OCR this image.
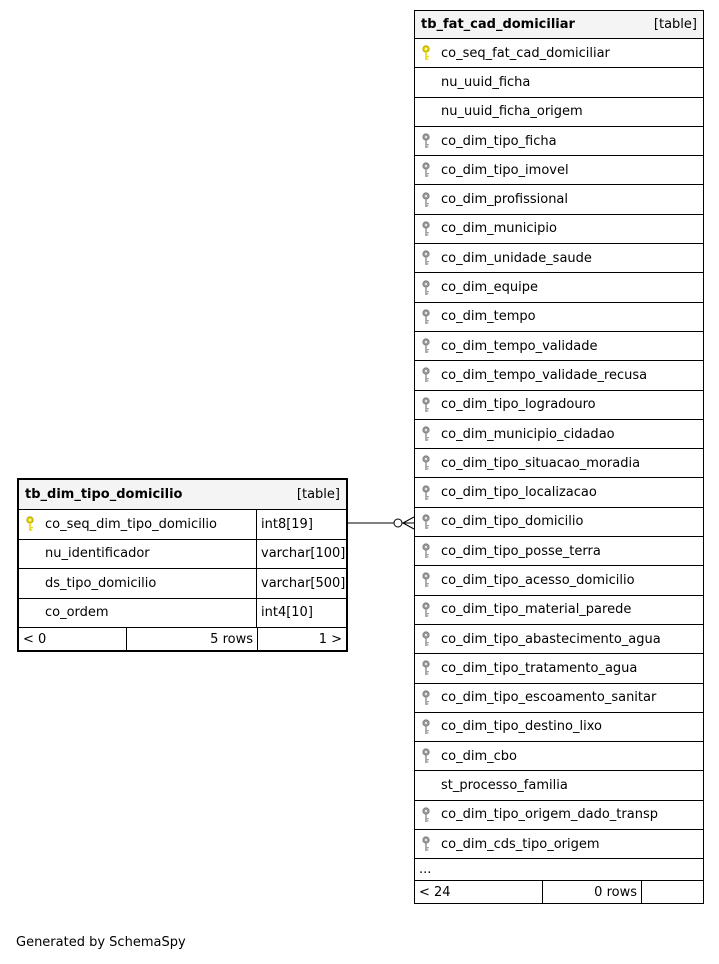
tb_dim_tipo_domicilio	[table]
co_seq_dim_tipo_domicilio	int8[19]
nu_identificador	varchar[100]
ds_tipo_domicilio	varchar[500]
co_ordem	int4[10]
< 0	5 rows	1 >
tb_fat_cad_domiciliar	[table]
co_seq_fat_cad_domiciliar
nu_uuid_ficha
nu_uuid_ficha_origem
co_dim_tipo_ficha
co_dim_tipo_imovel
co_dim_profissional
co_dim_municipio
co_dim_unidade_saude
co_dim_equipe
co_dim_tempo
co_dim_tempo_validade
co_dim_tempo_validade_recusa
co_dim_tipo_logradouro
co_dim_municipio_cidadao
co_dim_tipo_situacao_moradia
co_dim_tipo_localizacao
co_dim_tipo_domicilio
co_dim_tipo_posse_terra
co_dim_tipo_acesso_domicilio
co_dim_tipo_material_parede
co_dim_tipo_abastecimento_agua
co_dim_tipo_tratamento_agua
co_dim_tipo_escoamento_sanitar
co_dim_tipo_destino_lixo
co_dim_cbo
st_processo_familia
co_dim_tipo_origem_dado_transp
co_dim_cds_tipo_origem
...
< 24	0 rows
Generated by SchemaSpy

* * *

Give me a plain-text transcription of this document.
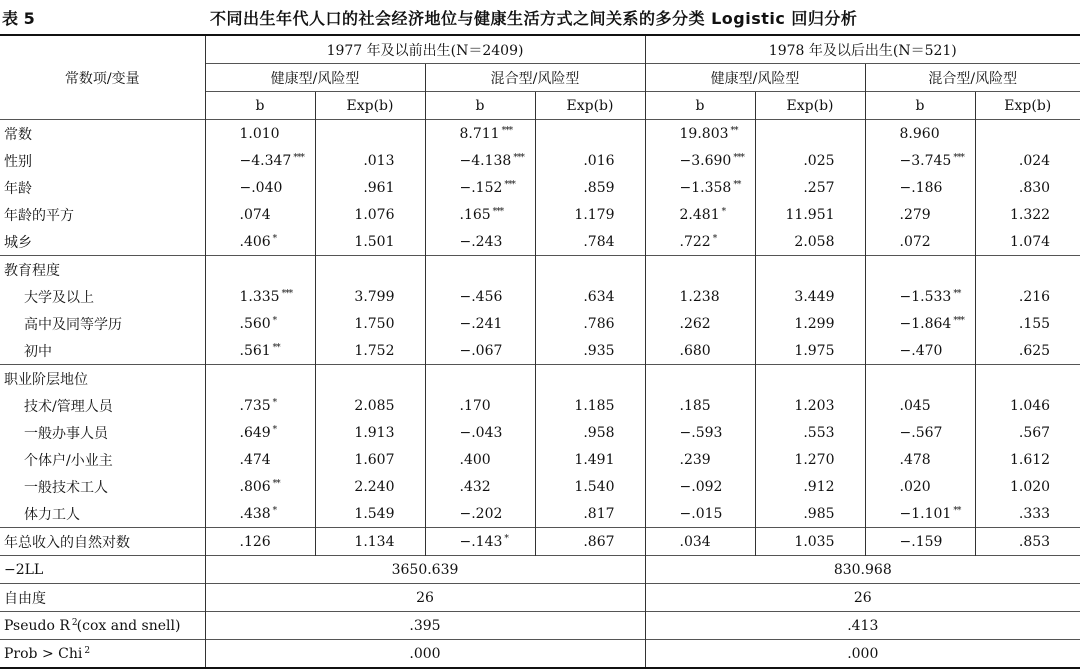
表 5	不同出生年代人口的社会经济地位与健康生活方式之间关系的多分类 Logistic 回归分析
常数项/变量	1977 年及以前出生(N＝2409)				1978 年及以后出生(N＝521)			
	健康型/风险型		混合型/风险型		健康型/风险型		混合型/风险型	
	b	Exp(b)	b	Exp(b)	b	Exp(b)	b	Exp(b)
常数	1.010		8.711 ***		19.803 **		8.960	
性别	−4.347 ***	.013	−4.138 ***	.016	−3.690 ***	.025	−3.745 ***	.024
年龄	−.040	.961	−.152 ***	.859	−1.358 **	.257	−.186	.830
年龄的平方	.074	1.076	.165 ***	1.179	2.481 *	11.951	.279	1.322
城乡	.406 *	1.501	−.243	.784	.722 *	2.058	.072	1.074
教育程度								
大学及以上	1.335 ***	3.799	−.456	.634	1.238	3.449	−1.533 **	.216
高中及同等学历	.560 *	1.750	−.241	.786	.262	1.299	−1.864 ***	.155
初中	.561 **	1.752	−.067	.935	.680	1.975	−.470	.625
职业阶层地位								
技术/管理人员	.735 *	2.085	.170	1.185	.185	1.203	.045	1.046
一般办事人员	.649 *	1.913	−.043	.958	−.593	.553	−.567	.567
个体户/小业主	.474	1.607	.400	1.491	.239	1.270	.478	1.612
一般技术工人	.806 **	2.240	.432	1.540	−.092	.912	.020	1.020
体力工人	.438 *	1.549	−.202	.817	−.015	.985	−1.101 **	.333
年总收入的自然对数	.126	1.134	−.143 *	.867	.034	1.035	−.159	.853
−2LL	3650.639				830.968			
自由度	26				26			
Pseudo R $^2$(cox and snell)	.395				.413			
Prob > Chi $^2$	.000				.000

* * *

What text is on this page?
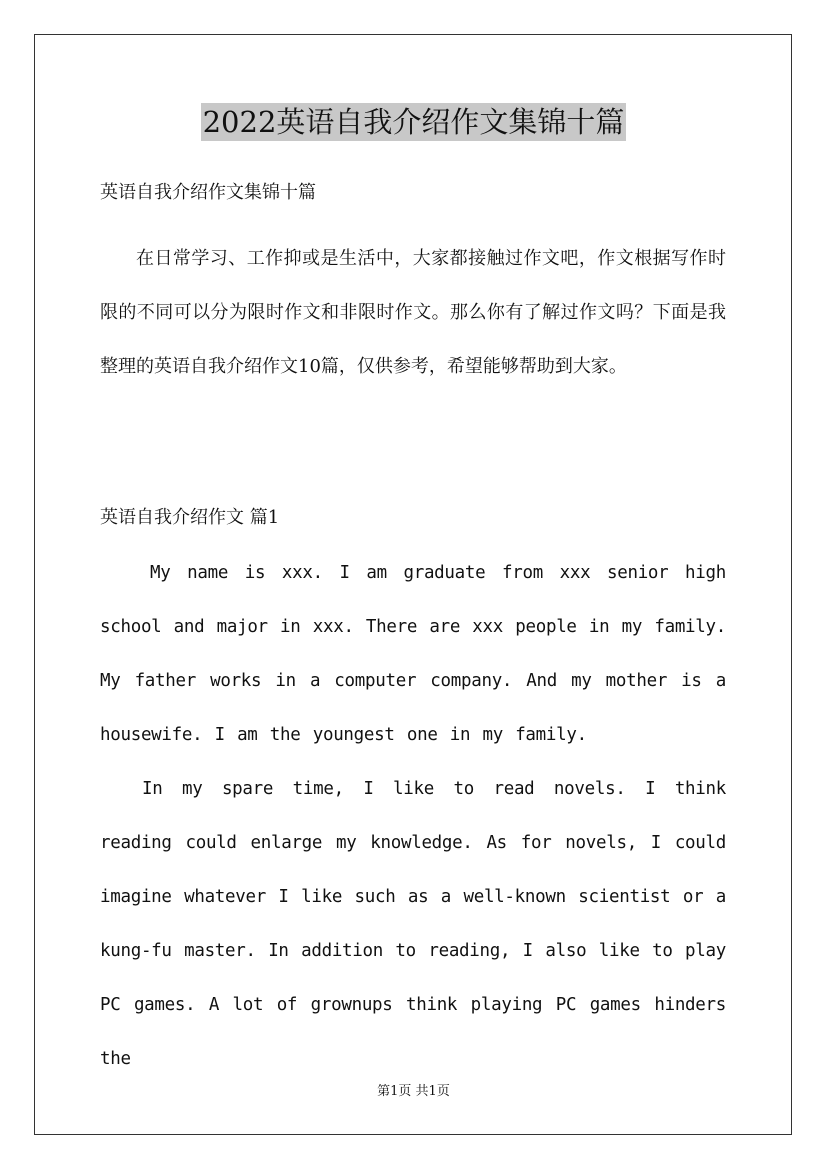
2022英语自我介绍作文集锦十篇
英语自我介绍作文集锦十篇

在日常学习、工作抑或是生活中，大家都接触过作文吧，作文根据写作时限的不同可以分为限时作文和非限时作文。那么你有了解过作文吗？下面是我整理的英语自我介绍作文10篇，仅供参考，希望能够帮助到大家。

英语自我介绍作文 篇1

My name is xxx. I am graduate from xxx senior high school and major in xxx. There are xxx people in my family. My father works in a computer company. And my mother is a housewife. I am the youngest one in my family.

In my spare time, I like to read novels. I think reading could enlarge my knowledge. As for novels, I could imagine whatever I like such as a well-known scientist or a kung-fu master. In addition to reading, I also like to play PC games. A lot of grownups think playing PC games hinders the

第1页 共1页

▶ _REQUIREMENTS_: Which lines hold the word "table"? Return all of them from the records above.

▶ _PROBLEM SOLUTION_:
tb_dim_tipo_domicilio	[table]
tb_fat_cad_domiciliar	[table]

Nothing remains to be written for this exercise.